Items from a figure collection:
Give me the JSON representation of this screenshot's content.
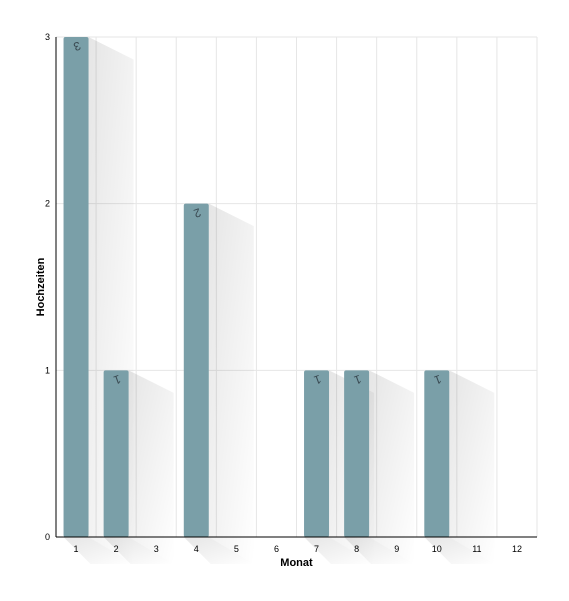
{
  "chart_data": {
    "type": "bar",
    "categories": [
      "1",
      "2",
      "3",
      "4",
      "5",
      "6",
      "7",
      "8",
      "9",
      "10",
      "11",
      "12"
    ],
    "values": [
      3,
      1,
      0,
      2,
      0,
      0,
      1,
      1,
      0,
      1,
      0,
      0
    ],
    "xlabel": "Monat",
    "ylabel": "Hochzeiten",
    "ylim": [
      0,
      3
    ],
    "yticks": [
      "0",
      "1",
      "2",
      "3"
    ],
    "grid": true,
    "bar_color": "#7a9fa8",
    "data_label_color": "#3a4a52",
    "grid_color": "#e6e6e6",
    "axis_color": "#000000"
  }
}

### Goal:
Give back the whole listing as it stands, minus its pictures.

### Correct result:
Give me the JSON representation of this screenshot's content.
{
  "chart_data": {
    "type": "bar",
    "categories": [
      "1",
      "2",
      "3",
      "4",
      "5",
      "6",
      "7",
      "8",
      "9",
      "10",
      "11",
      "12"
    ],
    "values": [
      3,
      1,
      0,
      2,
      0,
      0,
      1,
      1,
      0,
      1,
      0,
      0
    ],
    "xlabel": "Monat",
    "ylabel": "Hochzeiten",
    "ylim": [
      0,
      3
    ],
    "yticks": [
      "0",
      "1",
      "2",
      "3"
    ],
    "grid": true,
    "bar_color": "#7a9fa8",
    "data_label_color": "#3a4a52",
    "grid_color": "#e6e6e6",
    "axis_color": "#000000"
  }
}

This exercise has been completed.